Try it:
Search the records for lines with the word "JSON" and copy each match.

Task data:

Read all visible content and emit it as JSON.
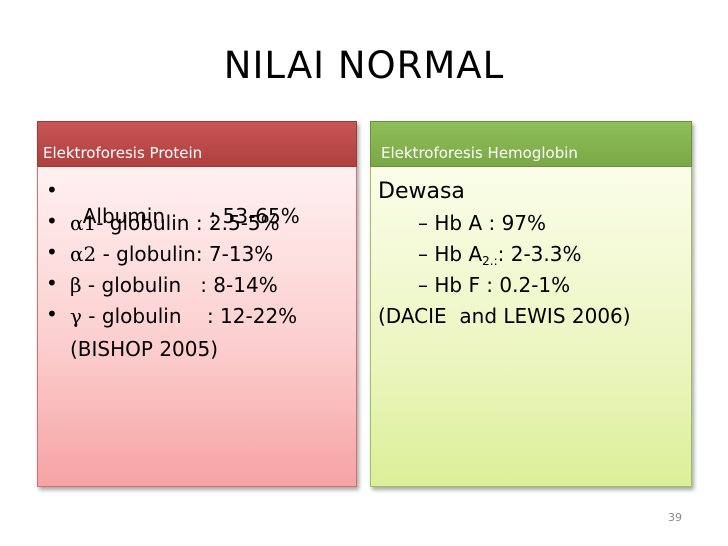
{
  "slide": {
    "title": "NILAI NORMAL",
    "page_number": "39"
  },
  "left": {
    "header": "Elektroforesis Protein",
    "items": [
      {
        "symbol": "",
        "text": "Albumin       : 53-65%"
      },
      {
        "symbol": "α1",
        "text": "- globulin : 2.5-5%"
      },
      {
        "symbol": "α2",
        "text": " - globulin: 7-13%"
      },
      {
        "symbol": "β",
        "text": " - globulin   : 8-14%"
      },
      {
        "symbol": "γ",
        "text": " - globulin    : 12-22%"
      }
    ],
    "source": "(BISHOP 2005)"
  },
  "right": {
    "header": "Elektroforesis Hemoglobin",
    "heading": "Dewasa",
    "item_hba": "– Hb A : 97%",
    "item_hba2_prefix": "– Hb A",
    "item_hba2_sub": "2.:",
    "item_hba2_suffix": ": 2-3.3%",
    "item_hbf": "– Hb F : 0.2-1%",
    "source": "(DACIE  and LEWIS 2006)"
  }
}
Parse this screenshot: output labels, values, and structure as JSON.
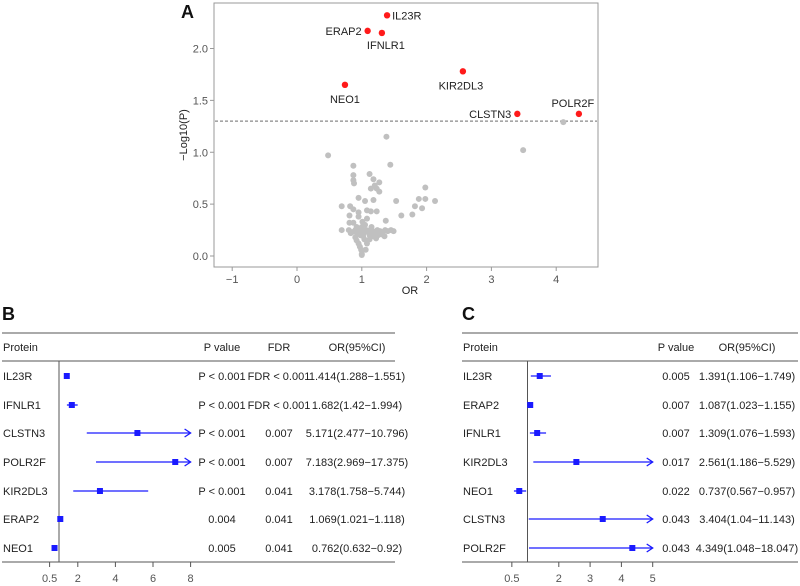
{
  "chart_data": [
    {
      "type": "scatter",
      "panel_label": "A",
      "xlabel": "OR",
      "ylabel": "−Log10(P)",
      "xlim": [
        -1.3,
        4.6
      ],
      "ylim": [
        -0.1,
        2.4
      ],
      "xticks": [
        "−1",
        "0",
        "1",
        "2",
        "3",
        "4"
      ],
      "xtick_values": [
        -1,
        0,
        1,
        2,
        3,
        4
      ],
      "yticks": [
        "0.0",
        "0.5",
        "1.0",
        "1.5",
        "2.0"
      ],
      "ytick_values": [
        0,
        0.5,
        1.0,
        1.5,
        2.0
      ],
      "threshold": 1.3,
      "colors": {
        "significant": "#ff1a1a",
        "nonsignificant": "#c0c0c0",
        "threshold": "#888888"
      },
      "significant": [
        {
          "name": "IL23R",
          "x": 1.39,
          "y": 2.32
        },
        {
          "name": "ERAP2",
          "x": 1.09,
          "y": 2.17
        },
        {
          "name": "IFNLR1",
          "x": 1.31,
          "y": 2.15
        },
        {
          "name": "KIR2DL3",
          "x": 2.56,
          "y": 1.78
        },
        {
          "name": "NEO1",
          "x": 0.74,
          "y": 1.65
        },
        {
          "name": "CLSTN3",
          "x": 3.4,
          "y": 1.37
        },
        {
          "name": "POLR2F",
          "x": 4.35,
          "y": 1.37
        }
      ],
      "nonsignificant": [
        [
          0.48,
          0.97
        ],
        [
          1.38,
          1.15
        ],
        [
          1.44,
          0.88
        ],
        [
          3.49,
          1.02
        ],
        [
          4.11,
          1.29
        ],
        [
          0.87,
          0.87
        ],
        [
          0.87,
          0.78
        ],
        [
          0.87,
          0.73
        ],
        [
          0.88,
          0.7
        ],
        [
          1.12,
          0.79
        ],
        [
          1.18,
          0.74
        ],
        [
          1.27,
          0.71
        ],
        [
          1.14,
          0.65
        ],
        [
          1.23,
          0.65
        ],
        [
          1.27,
          0.62
        ],
        [
          1.2,
          0.68
        ],
        [
          0.95,
          0.56
        ],
        [
          1.05,
          0.53
        ],
        [
          1.18,
          0.54
        ],
        [
          1.53,
          0.53
        ],
        [
          1.98,
          0.66
        ],
        [
          1.88,
          0.55
        ],
        [
          1.98,
          0.55
        ],
        [
          2.13,
          0.53
        ],
        [
          1.93,
          0.46
        ],
        [
          1.82,
          0.48
        ],
        [
          1.78,
          0.4
        ],
        [
          1.61,
          0.39
        ],
        [
          0.69,
          0.48
        ],
        [
          0.82,
          0.48
        ],
        [
          0.87,
          0.45
        ],
        [
          0.81,
          0.39
        ],
        [
          0.95,
          0.42
        ],
        [
          0.95,
          0.38
        ],
        [
          1.08,
          0.44
        ],
        [
          1.14,
          0.43
        ],
        [
          1.23,
          0.43
        ],
        [
          1.37,
          0.34
        ],
        [
          0.81,
          0.32
        ],
        [
          0.87,
          0.32
        ],
        [
          1.01,
          0.33
        ],
        [
          1.08,
          0.36
        ],
        [
          1.05,
          0.3
        ],
        [
          0.69,
          0.25
        ],
        [
          0.8,
          0.25
        ],
        [
          0.85,
          0.23
        ],
        [
          0.9,
          0.25
        ],
        [
          0.95,
          0.24
        ],
        [
          1.0,
          0.26
        ],
        [
          1.03,
          0.22
        ],
        [
          1.07,
          0.25
        ],
        [
          1.1,
          0.23
        ],
        [
          1.13,
          0.25
        ],
        [
          1.17,
          0.24
        ],
        [
          1.2,
          0.22
        ],
        [
          1.24,
          0.25
        ],
        [
          1.28,
          0.24
        ],
        [
          1.32,
          0.23
        ],
        [
          1.36,
          0.25
        ],
        [
          1.4,
          0.24
        ],
        [
          1.45,
          0.25
        ],
        [
          1.49,
          0.24
        ],
        [
          0.83,
          0.22
        ],
        [
          0.93,
          0.21
        ],
        [
          0.98,
          0.2
        ],
        [
          1.02,
          0.19
        ],
        [
          1.12,
          0.2
        ],
        [
          1.18,
          0.19
        ],
        [
          1.25,
          0.2
        ],
        [
          1.3,
          0.21
        ],
        [
          1.0,
          0.28
        ],
        [
          0.92,
          0.28
        ],
        [
          1.15,
          0.28
        ],
        [
          0.92,
          0.15
        ],
        [
          0.95,
          0.12
        ],
        [
          0.97,
          0.09
        ],
        [
          0.99,
          0.06
        ],
        [
          1.0,
          0.02
        ],
        [
          1.0,
          0.01
        ],
        [
          1.08,
          0.12
        ],
        [
          1.04,
          0.16
        ],
        [
          1.12,
          0.16
        ],
        [
          0.9,
          0.18
        ],
        [
          1.22,
          0.17
        ],
        [
          1.35,
          0.19
        ],
        [
          1.06,
          0.06
        ]
      ]
    },
    {
      "type": "forest",
      "panel_label": "B",
      "headers": {
        "protein": "Protein",
        "p": "P value",
        "fdr": "FDR",
        "or": "OR(95%CI)"
      },
      "xticks": [
        "0.5",
        "2",
        "4",
        "6",
        "8"
      ],
      "xtick_values": [
        0.5,
        2,
        4,
        6,
        8
      ],
      "ref": 1,
      "xmax": 8,
      "color": "#1a1aff",
      "rows": [
        {
          "protein": "IL23R",
          "p": "P < 0.001",
          "fdr": "FDR < 0.001",
          "or_text": "1.414(1.288−1.551)",
          "or": 1.414,
          "lo": 1.288,
          "hi": 1.551
        },
        {
          "protein": "IFNLR1",
          "p": "P < 0.001",
          "fdr": "FDR < 0.001",
          "or_text": "1.682(1.42−1.994)",
          "or": 1.682,
          "lo": 1.42,
          "hi": 1.994
        },
        {
          "protein": "CLSTN3",
          "p": "P < 0.001",
          "fdr": "0.007",
          "or_text": "5.171(2.477−10.796)",
          "or": 5.171,
          "lo": 2.477,
          "hi": 10.796
        },
        {
          "protein": "POLR2F",
          "p": "P < 0.001",
          "fdr": "0.007",
          "or_text": "7.183(2.969−17.375)",
          "or": 7.183,
          "lo": 2.969,
          "hi": 17.375
        },
        {
          "protein": "KIR2DL3",
          "p": "P < 0.001",
          "fdr": "0.041",
          "or_text": "3.178(1.758−5.744)",
          "or": 3.178,
          "lo": 1.758,
          "hi": 5.744
        },
        {
          "protein": "ERAP2",
          "p": "0.004",
          "fdr": "0.041",
          "or_text": "1.069(1.021−1.118)",
          "or": 1.069,
          "lo": 1.021,
          "hi": 1.118
        },
        {
          "protein": "NEO1",
          "p": "0.005",
          "fdr": "0.041",
          "or_text": "0.762(0.632−0.92)",
          "or": 0.762,
          "lo": 0.632,
          "hi": 0.92
        }
      ]
    },
    {
      "type": "forest",
      "panel_label": "C",
      "headers": {
        "protein": "Protein",
        "p": "P value",
        "or": "OR(95%CI)"
      },
      "xticks": [
        "0.5",
        "2",
        "3",
        "4",
        "5"
      ],
      "xtick_values": [
        0.5,
        2,
        3,
        4,
        5
      ],
      "ref": 1,
      "xmax": 5,
      "color": "#1a1aff",
      "rows": [
        {
          "protein": "IL23R",
          "p": "0.005",
          "or_text": "1.391(1.106−1.749)",
          "or": 1.391,
          "lo": 1.106,
          "hi": 1.749
        },
        {
          "protein": "ERAP2",
          "p": "0.007",
          "or_text": "1.087(1.023−1.155)",
          "or": 1.087,
          "lo": 1.023,
          "hi": 1.155
        },
        {
          "protein": "IFNLR1",
          "p": "0.007",
          "or_text": "1.309(1.076−1.593)",
          "or": 1.309,
          "lo": 1.076,
          "hi": 1.593
        },
        {
          "protein": "KIR2DL3",
          "p": "0.017",
          "or_text": "2.561(1.186−5.529)",
          "or": 2.561,
          "lo": 1.186,
          "hi": 5.529
        },
        {
          "protein": "NEO1",
          "p": "0.022",
          "or_text": "0.737(0.567−0.957)",
          "or": 0.737,
          "lo": 0.567,
          "hi": 0.957
        },
        {
          "protein": "CLSTN3",
          "p": "0.043",
          "or_text": "3.404(1.04−11.143)",
          "or": 3.404,
          "lo": 1.04,
          "hi": 11.143
        },
        {
          "protein": "POLR2F",
          "p": "0.043",
          "or_text": "4.349(1.048−18.047)",
          "or": 4.349,
          "lo": 1.048,
          "hi": 18.047
        }
      ]
    }
  ]
}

The answer:
Read all visible content and emit it as JSON.
Parse this screenshot: output labels, values, and structure as JSON.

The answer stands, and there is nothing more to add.